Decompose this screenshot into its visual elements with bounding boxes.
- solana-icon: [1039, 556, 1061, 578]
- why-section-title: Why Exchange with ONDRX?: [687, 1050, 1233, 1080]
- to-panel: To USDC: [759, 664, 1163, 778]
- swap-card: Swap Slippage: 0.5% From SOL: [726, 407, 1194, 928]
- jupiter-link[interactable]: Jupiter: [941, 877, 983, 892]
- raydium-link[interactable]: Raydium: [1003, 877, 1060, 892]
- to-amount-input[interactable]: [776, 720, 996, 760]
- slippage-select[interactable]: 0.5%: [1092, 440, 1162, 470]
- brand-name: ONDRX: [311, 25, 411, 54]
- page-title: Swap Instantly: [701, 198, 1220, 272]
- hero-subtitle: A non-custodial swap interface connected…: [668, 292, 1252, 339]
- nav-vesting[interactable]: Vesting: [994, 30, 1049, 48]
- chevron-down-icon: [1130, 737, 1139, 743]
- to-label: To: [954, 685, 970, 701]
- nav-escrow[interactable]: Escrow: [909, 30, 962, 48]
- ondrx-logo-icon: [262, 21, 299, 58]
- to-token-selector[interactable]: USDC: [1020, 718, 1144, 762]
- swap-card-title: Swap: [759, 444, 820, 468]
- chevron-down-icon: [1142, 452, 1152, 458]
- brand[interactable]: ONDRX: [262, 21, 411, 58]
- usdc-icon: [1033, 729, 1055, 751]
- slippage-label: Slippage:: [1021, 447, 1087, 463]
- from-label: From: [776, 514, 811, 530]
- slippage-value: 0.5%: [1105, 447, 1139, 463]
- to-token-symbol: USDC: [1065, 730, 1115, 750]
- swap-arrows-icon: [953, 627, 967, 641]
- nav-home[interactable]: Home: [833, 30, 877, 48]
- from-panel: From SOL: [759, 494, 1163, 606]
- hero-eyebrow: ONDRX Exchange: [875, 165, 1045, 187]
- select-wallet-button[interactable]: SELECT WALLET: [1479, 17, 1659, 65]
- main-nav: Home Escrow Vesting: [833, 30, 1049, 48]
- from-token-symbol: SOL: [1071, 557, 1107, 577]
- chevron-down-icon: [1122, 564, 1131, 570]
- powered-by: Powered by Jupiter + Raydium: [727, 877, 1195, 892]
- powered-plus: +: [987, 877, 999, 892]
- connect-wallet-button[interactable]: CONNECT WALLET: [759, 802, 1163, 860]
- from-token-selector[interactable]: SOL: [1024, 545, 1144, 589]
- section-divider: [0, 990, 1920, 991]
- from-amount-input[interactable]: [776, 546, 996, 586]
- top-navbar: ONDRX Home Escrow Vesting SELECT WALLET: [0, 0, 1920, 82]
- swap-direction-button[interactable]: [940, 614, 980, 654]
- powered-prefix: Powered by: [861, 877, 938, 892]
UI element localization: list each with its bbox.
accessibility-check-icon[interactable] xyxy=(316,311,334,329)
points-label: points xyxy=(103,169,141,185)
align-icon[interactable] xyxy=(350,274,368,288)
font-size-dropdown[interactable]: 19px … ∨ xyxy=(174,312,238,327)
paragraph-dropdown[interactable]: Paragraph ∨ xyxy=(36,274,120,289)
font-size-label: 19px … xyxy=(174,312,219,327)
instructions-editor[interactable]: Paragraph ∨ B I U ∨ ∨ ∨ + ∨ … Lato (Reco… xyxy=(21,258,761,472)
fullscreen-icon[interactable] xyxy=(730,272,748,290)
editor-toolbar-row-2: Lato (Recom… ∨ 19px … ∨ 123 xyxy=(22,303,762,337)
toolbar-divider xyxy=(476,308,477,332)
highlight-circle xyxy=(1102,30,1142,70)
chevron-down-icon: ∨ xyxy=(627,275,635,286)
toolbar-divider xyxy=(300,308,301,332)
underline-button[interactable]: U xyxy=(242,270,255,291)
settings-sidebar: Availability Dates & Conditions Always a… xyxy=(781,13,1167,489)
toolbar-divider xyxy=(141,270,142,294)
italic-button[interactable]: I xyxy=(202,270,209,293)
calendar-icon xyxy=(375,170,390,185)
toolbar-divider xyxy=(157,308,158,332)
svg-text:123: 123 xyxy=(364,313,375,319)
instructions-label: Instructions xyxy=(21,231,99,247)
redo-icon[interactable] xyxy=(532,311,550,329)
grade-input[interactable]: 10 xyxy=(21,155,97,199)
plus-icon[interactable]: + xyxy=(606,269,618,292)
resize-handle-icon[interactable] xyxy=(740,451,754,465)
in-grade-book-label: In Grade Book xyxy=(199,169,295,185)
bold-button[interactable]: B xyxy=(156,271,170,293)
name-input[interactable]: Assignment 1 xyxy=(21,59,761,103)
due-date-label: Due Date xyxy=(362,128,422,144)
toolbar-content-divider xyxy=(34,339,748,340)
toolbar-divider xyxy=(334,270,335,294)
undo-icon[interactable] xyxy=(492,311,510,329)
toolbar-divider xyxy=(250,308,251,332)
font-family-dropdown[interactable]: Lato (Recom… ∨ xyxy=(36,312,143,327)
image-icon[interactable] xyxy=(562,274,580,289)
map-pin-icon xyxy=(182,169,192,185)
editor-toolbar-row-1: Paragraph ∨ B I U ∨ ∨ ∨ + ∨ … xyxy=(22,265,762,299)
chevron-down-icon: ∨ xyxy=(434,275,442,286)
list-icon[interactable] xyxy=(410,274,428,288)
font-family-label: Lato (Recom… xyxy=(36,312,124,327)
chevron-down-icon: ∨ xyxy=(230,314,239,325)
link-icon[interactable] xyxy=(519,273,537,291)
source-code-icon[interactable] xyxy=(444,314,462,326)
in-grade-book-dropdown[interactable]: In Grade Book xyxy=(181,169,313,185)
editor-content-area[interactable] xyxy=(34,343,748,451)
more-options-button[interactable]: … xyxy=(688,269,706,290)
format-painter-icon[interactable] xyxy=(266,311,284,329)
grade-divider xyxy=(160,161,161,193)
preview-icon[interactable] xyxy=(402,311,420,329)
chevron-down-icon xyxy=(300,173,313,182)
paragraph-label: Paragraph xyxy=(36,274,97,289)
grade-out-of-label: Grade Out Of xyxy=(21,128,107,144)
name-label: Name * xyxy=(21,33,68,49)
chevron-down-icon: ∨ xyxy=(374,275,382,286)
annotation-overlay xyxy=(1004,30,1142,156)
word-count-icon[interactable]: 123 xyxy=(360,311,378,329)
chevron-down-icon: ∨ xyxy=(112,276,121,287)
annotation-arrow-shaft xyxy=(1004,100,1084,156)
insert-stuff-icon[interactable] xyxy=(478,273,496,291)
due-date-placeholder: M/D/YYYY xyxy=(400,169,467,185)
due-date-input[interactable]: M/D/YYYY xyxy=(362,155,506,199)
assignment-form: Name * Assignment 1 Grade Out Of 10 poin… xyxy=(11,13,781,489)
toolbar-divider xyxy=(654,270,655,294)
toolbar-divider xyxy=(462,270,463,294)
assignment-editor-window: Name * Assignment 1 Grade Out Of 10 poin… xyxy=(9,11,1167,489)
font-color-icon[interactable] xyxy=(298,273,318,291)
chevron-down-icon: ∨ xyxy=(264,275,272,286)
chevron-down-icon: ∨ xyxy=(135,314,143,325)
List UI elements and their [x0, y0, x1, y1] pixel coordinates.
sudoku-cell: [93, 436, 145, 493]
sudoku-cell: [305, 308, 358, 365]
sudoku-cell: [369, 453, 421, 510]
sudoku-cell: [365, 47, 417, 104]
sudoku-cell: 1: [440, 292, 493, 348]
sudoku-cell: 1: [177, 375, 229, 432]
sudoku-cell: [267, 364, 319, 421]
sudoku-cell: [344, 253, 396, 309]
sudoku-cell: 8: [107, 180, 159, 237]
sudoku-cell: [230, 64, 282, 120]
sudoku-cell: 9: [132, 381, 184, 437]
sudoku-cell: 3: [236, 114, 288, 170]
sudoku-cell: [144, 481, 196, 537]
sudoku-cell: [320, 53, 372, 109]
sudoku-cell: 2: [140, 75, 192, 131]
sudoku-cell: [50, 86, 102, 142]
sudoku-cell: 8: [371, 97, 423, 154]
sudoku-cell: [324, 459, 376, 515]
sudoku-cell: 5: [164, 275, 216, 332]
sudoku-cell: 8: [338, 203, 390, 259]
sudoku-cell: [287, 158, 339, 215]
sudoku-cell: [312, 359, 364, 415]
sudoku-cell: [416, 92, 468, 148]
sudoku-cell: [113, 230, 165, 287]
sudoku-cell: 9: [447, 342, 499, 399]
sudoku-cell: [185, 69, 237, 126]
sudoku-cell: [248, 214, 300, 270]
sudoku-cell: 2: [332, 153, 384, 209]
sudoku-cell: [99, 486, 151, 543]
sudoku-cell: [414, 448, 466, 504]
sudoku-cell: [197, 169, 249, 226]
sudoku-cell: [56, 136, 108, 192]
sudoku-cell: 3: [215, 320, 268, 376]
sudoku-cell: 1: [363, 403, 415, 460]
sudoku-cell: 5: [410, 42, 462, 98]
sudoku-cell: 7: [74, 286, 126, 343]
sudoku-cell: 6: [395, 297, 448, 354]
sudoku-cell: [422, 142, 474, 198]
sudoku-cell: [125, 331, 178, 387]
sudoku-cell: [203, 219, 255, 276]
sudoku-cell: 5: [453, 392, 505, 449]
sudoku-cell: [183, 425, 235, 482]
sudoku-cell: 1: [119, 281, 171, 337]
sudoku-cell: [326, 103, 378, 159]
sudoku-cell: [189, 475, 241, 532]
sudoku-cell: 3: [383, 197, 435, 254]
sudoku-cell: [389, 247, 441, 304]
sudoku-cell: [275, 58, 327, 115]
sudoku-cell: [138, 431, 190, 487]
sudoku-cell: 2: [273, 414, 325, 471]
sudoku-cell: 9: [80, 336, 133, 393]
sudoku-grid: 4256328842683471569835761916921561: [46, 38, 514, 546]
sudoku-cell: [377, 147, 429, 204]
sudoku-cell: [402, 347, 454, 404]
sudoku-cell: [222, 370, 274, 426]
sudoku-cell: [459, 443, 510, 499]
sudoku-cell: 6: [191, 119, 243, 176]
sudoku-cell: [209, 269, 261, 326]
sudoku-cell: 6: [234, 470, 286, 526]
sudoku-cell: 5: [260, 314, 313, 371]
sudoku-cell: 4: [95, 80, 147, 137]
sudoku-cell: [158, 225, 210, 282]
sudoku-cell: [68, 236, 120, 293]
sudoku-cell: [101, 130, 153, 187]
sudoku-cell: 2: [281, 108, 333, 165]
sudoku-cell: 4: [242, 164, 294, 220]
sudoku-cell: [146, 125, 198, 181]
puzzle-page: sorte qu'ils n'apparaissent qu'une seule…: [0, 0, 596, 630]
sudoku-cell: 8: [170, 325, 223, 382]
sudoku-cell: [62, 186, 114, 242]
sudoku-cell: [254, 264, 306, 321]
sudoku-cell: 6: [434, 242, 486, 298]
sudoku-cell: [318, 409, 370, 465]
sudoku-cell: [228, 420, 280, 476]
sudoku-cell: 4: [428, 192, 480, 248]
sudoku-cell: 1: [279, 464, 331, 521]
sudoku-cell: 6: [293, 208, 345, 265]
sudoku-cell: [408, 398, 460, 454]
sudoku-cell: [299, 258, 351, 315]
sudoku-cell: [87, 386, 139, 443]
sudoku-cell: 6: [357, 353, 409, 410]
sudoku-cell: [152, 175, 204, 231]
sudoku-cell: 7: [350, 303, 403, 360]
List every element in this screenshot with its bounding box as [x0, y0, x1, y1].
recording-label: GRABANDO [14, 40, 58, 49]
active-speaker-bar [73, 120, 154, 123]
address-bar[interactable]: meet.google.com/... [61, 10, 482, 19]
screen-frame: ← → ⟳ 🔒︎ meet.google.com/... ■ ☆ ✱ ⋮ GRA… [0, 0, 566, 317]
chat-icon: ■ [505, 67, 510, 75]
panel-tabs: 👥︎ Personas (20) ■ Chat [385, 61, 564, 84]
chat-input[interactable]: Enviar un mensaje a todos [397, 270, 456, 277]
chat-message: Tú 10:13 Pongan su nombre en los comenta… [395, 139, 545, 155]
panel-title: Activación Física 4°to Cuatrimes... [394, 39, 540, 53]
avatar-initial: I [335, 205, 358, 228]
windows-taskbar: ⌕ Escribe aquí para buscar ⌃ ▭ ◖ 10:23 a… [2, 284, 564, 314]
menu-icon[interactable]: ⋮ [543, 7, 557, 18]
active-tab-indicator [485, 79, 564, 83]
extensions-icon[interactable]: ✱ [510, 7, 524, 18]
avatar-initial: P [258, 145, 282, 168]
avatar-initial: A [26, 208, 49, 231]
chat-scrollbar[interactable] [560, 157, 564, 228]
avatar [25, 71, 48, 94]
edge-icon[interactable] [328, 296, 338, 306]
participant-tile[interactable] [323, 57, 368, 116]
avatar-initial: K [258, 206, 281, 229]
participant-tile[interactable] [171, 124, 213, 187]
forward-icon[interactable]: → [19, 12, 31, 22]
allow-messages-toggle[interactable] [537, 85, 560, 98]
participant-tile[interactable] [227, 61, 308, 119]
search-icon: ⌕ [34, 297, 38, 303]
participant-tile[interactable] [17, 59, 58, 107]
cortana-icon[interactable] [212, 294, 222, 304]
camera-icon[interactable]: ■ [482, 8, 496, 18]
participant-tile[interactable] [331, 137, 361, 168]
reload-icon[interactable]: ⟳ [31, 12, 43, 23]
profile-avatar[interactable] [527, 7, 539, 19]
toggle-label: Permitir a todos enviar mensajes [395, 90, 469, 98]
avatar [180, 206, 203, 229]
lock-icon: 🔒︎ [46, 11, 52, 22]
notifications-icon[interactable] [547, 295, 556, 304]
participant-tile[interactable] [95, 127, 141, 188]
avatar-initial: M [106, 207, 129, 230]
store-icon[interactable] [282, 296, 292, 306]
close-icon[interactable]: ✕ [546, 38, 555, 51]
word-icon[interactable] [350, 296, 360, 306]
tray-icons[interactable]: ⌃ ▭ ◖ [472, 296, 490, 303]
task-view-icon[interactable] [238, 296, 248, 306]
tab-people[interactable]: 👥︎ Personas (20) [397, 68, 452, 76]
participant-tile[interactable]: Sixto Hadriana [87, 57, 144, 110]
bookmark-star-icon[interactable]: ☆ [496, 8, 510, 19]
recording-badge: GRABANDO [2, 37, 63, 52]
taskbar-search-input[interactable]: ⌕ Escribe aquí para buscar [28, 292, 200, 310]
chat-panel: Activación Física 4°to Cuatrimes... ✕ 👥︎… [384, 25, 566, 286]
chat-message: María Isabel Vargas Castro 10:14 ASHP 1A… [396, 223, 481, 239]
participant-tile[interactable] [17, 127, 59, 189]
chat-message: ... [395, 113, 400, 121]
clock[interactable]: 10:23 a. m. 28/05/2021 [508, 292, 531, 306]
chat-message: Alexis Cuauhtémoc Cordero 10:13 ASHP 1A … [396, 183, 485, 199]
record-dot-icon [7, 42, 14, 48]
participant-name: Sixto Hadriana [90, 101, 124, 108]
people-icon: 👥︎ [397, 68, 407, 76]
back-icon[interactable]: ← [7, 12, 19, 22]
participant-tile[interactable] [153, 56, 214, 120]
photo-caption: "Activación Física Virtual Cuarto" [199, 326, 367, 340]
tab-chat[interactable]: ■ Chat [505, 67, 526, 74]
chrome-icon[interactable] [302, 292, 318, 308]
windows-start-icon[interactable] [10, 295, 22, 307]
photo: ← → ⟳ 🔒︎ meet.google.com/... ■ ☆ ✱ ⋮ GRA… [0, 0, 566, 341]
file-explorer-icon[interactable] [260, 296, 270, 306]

◆ ◆ ◆

- [TASK DIRECTIONS] Copy the listing word for word, starting at its first line and ending at the line that contains "- usdc-icon: [1033, 729, 1055, 751]".

- [WRITTEN RESPONSE]
Decompose this screenshot into its visual elements with bounding boxes.
- solana-icon: [1039, 556, 1061, 578]
- why-section-title: Why Exchange with ONDRX?: [687, 1050, 1233, 1080]
- to-panel: To USDC: [759, 664, 1163, 778]
- swap-card: Swap Slippage: 0.5% From SOL: [726, 407, 1194, 928]
- jupiter-link[interactable]: Jupiter: [941, 877, 983, 892]
- raydium-link[interactable]: Raydium: [1003, 877, 1060, 892]
- to-amount-input[interactable]: [776, 720, 996, 760]
- slippage-select[interactable]: 0.5%: [1092, 440, 1162, 470]
- brand-name: ONDRX: [311, 25, 411, 54]
- page-title: Swap Instantly: [701, 198, 1220, 272]
- hero-subtitle: A non-custodial swap interface connected…: [668, 292, 1252, 339]
- nav-vesting[interactable]: Vesting: [994, 30, 1049, 48]
- chevron-down-icon: [1130, 737, 1139, 743]
- to-label: To: [954, 685, 970, 701]
- nav-escrow[interactable]: Escrow: [909, 30, 962, 48]
- ondrx-logo-icon: [262, 21, 299, 58]
- to-token-selector[interactable]: USDC: [1020, 718, 1144, 762]
- swap-card-title: Swap: [759, 444, 820, 468]
- chevron-down-icon: [1142, 452, 1152, 458]
- brand[interactable]: ONDRX: [262, 21, 411, 58]
- usdc-icon: [1033, 729, 1055, 751]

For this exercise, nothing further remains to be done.